* **DATA SUPPLIED**
+---+

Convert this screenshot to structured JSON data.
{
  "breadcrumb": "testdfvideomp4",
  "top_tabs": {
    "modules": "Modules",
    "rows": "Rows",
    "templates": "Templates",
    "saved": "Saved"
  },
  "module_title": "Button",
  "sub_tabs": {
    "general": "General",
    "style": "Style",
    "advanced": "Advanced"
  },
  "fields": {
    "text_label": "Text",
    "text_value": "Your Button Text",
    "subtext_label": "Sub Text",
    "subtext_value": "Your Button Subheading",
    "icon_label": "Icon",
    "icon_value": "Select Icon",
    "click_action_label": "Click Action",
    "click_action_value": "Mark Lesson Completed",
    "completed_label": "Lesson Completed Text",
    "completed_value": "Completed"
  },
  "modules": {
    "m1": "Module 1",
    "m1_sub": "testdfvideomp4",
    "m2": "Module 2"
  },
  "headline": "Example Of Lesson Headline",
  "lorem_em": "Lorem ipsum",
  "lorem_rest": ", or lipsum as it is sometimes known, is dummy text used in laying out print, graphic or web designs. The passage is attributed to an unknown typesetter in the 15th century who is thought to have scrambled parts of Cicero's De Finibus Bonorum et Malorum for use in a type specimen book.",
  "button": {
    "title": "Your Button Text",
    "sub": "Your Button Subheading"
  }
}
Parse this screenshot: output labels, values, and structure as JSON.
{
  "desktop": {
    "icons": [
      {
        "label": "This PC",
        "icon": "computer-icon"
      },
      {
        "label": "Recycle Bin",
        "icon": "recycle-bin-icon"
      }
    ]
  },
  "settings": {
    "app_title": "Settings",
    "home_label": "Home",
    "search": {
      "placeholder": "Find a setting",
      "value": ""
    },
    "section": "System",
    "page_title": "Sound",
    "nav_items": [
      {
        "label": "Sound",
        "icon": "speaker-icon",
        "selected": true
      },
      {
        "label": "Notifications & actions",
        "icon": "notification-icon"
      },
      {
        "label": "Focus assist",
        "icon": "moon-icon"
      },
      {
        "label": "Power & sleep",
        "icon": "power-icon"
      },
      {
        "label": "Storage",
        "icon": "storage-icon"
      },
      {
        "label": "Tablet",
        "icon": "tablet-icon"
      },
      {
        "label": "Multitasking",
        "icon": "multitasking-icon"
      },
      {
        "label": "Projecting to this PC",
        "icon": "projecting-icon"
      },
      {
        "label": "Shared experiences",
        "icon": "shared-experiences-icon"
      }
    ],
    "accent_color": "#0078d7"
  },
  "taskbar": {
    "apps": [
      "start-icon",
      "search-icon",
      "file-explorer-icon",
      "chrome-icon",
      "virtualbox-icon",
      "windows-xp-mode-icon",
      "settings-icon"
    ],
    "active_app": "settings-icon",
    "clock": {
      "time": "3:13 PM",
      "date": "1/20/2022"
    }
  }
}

+---+

* **WRITTEN INSTRUCTION**
All of the data shown above must be copied exactly.

* **ANSWER TO THE PROBLEM**
Convert this screenshot to structured JSON data.
{
  "breadcrumb": "testdfvideomp4",
  "top_tabs": {
    "modules": "Modules",
    "rows": "Rows",
    "templates": "Templates",
    "saved": "Saved"
  },
  "module_title": "Button",
  "sub_tabs": {
    "general": "General",
    "style": "Style",
    "advanced": "Advanced"
  },
  "fields": {
    "text_label": "Text",
    "text_value": "Your Button Text",
    "subtext_label": "Sub Text",
    "subtext_value": "Your Button Subheading",
    "icon_label": "Icon",
    "icon_value": "Select Icon",
    "click_action_label": "Click Action",
    "click_action_value": "Mark Lesson Completed",
    "completed_label": "Lesson Completed Text",
    "completed_value": "Completed"
  },
  "modules": {
    "m1": "Module 1",
    "m1_sub": "testdfvideomp4",
    "m2": "Module 2"
  },
  "headline": "Example Of Lesson Headline",
  "lorem_em": "Lorem ipsum",
  "lorem_rest": ", or lipsum as it is sometimes known, is dummy text used in laying out print, graphic or web designs. The passage is attributed to an unknown typesetter in the 15th century who is thought to have scrambled parts of Cicero's De Finibus Bonorum et Malorum for use in a type specimen book.",
  "button": {
    "title": "Your Button Text",
    "sub": "Your Button Subheading"
  }
}
Parse this screenshot: output labels, values, and structure as JSON.
{
  "desktop": {
    "icons": [
      {
        "label": "This PC",
        "icon": "computer-icon"
      },
      {
        "label": "Recycle Bin",
        "icon": "recycle-bin-icon"
      }
    ]
  },
  "settings": {
    "app_title": "Settings",
    "home_label": "Home",
    "search": {
      "placeholder": "Find a setting",
      "value": ""
    },
    "section": "System",
    "page_title": "Sound",
    "nav_items": [
      {
        "label": "Sound",
        "icon": "speaker-icon",
        "selected": true
      },
      {
        "label": "Notifications & actions",
        "icon": "notification-icon"
      },
      {
        "label": "Focus assist",
        "icon": "moon-icon"
      },
      {
        "label": "Power & sleep",
        "icon": "power-icon"
      },
      {
        "label": "Storage",
        "icon": "storage-icon"
      },
      {
        "label": "Tablet",
        "icon": "tablet-icon"
      },
      {
        "label": "Multitasking",
        "icon": "multitasking-icon"
      },
      {
        "label": "Projecting to this PC",
        "icon": "projecting-icon"
      },
      {
        "label": "Shared experiences",
        "icon": "shared-experiences-icon"
      }
    ],
    "accent_color": "#0078d7"
  },
  "taskbar": {
    "apps": [
      "start-icon",
      "search-icon",
      "file-explorer-icon",
      "chrome-icon",
      "virtualbox-icon",
      "windows-xp-mode-icon",
      "settings-icon"
    ],
    "active_app": "settings-icon",
    "clock": {
      "time": "3:13 PM",
      "date": "1/20/2022"
    }
  }
}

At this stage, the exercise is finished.